+++ Data provided

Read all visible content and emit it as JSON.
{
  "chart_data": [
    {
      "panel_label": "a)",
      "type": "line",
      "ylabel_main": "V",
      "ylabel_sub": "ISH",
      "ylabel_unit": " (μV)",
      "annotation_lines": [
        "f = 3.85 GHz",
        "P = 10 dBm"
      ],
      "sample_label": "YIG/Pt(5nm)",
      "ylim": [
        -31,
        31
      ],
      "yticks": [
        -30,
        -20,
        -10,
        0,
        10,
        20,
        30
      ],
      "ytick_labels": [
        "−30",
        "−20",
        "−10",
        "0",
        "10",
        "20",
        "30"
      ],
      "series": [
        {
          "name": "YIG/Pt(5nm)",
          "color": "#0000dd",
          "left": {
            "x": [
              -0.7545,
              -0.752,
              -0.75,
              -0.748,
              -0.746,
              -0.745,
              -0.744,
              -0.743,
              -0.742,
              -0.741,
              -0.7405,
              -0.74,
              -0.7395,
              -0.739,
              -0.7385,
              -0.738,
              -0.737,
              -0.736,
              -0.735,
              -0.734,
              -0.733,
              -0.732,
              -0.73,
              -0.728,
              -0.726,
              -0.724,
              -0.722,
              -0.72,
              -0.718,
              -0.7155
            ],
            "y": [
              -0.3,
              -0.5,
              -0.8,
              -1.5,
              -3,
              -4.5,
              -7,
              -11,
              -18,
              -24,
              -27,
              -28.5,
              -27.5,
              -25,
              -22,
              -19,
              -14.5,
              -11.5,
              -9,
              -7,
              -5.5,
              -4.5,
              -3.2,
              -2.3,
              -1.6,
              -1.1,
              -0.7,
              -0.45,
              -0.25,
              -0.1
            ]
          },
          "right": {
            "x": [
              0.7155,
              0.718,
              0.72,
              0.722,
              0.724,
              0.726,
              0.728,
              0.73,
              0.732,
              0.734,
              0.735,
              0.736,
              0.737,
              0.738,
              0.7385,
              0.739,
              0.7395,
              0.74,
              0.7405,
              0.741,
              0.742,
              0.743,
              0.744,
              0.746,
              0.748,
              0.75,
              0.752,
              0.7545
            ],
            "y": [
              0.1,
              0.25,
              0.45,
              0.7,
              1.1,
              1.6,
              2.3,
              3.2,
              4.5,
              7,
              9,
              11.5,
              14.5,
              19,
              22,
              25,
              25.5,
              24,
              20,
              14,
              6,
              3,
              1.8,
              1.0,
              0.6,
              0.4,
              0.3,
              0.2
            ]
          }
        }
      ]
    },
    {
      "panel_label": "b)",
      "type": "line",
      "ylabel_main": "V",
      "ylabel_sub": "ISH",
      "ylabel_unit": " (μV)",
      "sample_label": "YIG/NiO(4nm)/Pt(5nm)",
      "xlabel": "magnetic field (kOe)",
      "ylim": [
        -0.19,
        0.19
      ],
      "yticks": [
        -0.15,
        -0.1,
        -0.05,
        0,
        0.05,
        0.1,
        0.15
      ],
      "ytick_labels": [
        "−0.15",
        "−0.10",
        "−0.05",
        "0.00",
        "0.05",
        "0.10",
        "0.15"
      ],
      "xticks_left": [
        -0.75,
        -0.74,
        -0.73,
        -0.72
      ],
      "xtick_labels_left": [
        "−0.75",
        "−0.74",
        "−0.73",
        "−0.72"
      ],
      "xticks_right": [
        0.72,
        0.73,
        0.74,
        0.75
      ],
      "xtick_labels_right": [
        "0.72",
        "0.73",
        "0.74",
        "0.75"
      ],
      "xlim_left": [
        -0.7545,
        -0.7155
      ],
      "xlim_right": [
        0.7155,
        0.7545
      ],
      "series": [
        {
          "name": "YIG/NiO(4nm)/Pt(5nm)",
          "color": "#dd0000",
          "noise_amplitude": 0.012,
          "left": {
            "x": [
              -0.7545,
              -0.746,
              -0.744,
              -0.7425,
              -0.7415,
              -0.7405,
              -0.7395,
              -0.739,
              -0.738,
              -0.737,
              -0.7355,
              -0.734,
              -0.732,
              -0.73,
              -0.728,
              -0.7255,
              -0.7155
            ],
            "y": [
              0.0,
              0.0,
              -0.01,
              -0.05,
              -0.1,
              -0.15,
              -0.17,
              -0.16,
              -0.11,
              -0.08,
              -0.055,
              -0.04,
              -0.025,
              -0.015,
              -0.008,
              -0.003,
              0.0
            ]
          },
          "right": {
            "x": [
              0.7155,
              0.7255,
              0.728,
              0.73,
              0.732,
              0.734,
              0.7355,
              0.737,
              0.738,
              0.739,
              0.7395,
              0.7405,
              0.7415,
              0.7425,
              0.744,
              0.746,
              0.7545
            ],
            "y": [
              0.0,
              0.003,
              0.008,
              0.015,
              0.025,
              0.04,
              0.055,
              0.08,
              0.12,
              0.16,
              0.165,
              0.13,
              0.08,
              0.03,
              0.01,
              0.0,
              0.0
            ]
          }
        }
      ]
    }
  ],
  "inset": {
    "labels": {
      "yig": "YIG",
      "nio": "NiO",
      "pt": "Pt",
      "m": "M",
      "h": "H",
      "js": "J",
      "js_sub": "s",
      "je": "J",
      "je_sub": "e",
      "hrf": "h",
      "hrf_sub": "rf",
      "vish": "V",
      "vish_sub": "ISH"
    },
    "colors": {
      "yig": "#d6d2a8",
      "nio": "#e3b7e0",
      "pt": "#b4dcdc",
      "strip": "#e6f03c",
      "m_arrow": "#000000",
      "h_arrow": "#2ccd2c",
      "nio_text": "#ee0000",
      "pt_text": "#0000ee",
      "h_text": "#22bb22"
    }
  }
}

++++++

Problem statement:
Transcribe every entry exactly.

Answer to this problem:
Read all visible content and emit it as JSON.
{
  "chart_data": [
    {
      "panel_label": "a)",
      "type": "line",
      "ylabel_main": "V",
      "ylabel_sub": "ISH",
      "ylabel_unit": " (μV)",
      "annotation_lines": [
        "f = 3.85 GHz",
        "P = 10 dBm"
      ],
      "sample_label": "YIG/Pt(5nm)",
      "ylim": [
        -31,
        31
      ],
      "yticks": [
        -30,
        -20,
        -10,
        0,
        10,
        20,
        30
      ],
      "ytick_labels": [
        "−30",
        "−20",
        "−10",
        "0",
        "10",
        "20",
        "30"
      ],
      "series": [
        {
          "name": "YIG/Pt(5nm)",
          "color": "#0000dd",
          "left": {
            "x": [
              -0.7545,
              -0.752,
              -0.75,
              -0.748,
              -0.746,
              -0.745,
              -0.744,
              -0.743,
              -0.742,
              -0.741,
              -0.7405,
              -0.74,
              -0.7395,
              -0.739,
              -0.7385,
              -0.738,
              -0.737,
              -0.736,
              -0.735,
              -0.734,
              -0.733,
              -0.732,
              -0.73,
              -0.728,
              -0.726,
              -0.724,
              -0.722,
              -0.72,
              -0.718,
              -0.7155
            ],
            "y": [
              -0.3,
              -0.5,
              -0.8,
              -1.5,
              -3,
              -4.5,
              -7,
              -11,
              -18,
              -24,
              -27,
              -28.5,
              -27.5,
              -25,
              -22,
              -19,
              -14.5,
              -11.5,
              -9,
              -7,
              -5.5,
              -4.5,
              -3.2,
              -2.3,
              -1.6,
              -1.1,
              -0.7,
              -0.45,
              -0.25,
              -0.1
            ]
          },
          "right": {
            "x": [
              0.7155,
              0.718,
              0.72,
              0.722,
              0.724,
              0.726,
              0.728,
              0.73,
              0.732,
              0.734,
              0.735,
              0.736,
              0.737,
              0.738,
              0.7385,
              0.739,
              0.7395,
              0.74,
              0.7405,
              0.741,
              0.742,
              0.743,
              0.744,
              0.746,
              0.748,
              0.75,
              0.752,
              0.7545
            ],
            "y": [
              0.1,
              0.25,
              0.45,
              0.7,
              1.1,
              1.6,
              2.3,
              3.2,
              4.5,
              7,
              9,
              11.5,
              14.5,
              19,
              22,
              25,
              25.5,
              24,
              20,
              14,
              6,
              3,
              1.8,
              1.0,
              0.6,
              0.4,
              0.3,
              0.2
            ]
          }
        }
      ]
    },
    {
      "panel_label": "b)",
      "type": "line",
      "ylabel_main": "V",
      "ylabel_sub": "ISH",
      "ylabel_unit": " (μV)",
      "sample_label": "YIG/NiO(4nm)/Pt(5nm)",
      "xlabel": "magnetic field (kOe)",
      "ylim": [
        -0.19,
        0.19
      ],
      "yticks": [
        -0.15,
        -0.1,
        -0.05,
        0,
        0.05,
        0.1,
        0.15
      ],
      "ytick_labels": [
        "−0.15",
        "−0.10",
        "−0.05",
        "0.00",
        "0.05",
        "0.10",
        "0.15"
      ],
      "xticks_left": [
        -0.75,
        -0.74,
        -0.73,
        -0.72
      ],
      "xtick_labels_left": [
        "−0.75",
        "−0.74",
        "−0.73",
        "−0.72"
      ],
      "xticks_right": [
        0.72,
        0.73,
        0.74,
        0.75
      ],
      "xtick_labels_right": [
        "0.72",
        "0.73",
        "0.74",
        "0.75"
      ],
      "xlim_left": [
        -0.7545,
        -0.7155
      ],
      "xlim_right": [
        0.7155,
        0.7545
      ],
      "series": [
        {
          "name": "YIG/NiO(4nm)/Pt(5nm)",
          "color": "#dd0000",
          "noise_amplitude": 0.012,
          "left": {
            "x": [
              -0.7545,
              -0.746,
              -0.744,
              -0.7425,
              -0.7415,
              -0.7405,
              -0.7395,
              -0.739,
              -0.738,
              -0.737,
              -0.7355,
              -0.734,
              -0.732,
              -0.73,
              -0.728,
              -0.7255,
              -0.7155
            ],
            "y": [
              0.0,
              0.0,
              -0.01,
              -0.05,
              -0.1,
              -0.15,
              -0.17,
              -0.16,
              -0.11,
              -0.08,
              -0.055,
              -0.04,
              -0.025,
              -0.015,
              -0.008,
              -0.003,
              0.0
            ]
          },
          "right": {
            "x": [
              0.7155,
              0.7255,
              0.728,
              0.73,
              0.732,
              0.734,
              0.7355,
              0.737,
              0.738,
              0.739,
              0.7395,
              0.7405,
              0.7415,
              0.7425,
              0.744,
              0.746,
              0.7545
            ],
            "y": [
              0.0,
              0.003,
              0.008,
              0.015,
              0.025,
              0.04,
              0.055,
              0.08,
              0.12,
              0.16,
              0.165,
              0.13,
              0.08,
              0.03,
              0.01,
              0.0,
              0.0
            ]
          }
        }
      ]
    }
  ],
  "inset": {
    "labels": {
      "yig": "YIG",
      "nio": "NiO",
      "pt": "Pt",
      "m": "M",
      "h": "H",
      "js": "J",
      "js_sub": "s",
      "je": "J",
      "je_sub": "e",
      "hrf": "h",
      "hrf_sub": "rf",
      "vish": "V",
      "vish_sub": "ISH"
    },
    "colors": {
      "yig": "#d6d2a8",
      "nio": "#e3b7e0",
      "pt": "#b4dcdc",
      "strip": "#e6f03c",
      "m_arrow": "#000000",
      "h_arrow": "#2ccd2c",
      "nio_text": "#ee0000",
      "pt_text": "#0000ee",
      "h_text": "#22bb22"
    }
  }
}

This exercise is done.